───── Given data ─────
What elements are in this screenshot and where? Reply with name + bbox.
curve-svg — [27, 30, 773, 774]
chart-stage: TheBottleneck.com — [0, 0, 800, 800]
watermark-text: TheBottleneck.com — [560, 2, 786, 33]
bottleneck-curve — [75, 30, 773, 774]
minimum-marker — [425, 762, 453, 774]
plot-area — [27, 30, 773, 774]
─────
Task requirements: Please copy all of the rows above word for word, with no changes.

Response to the task:
What elements are in this screenshot and where? Reply with name + bbox.
curve-svg — [27, 30, 773, 774]
chart-stage: TheBottleneck.com — [0, 0, 800, 800]
watermark-text: TheBottleneck.com — [560, 2, 786, 33]
bottleneck-curve — [75, 30, 773, 774]
minimum-marker — [425, 762, 453, 774]
plot-area — [27, 30, 773, 774]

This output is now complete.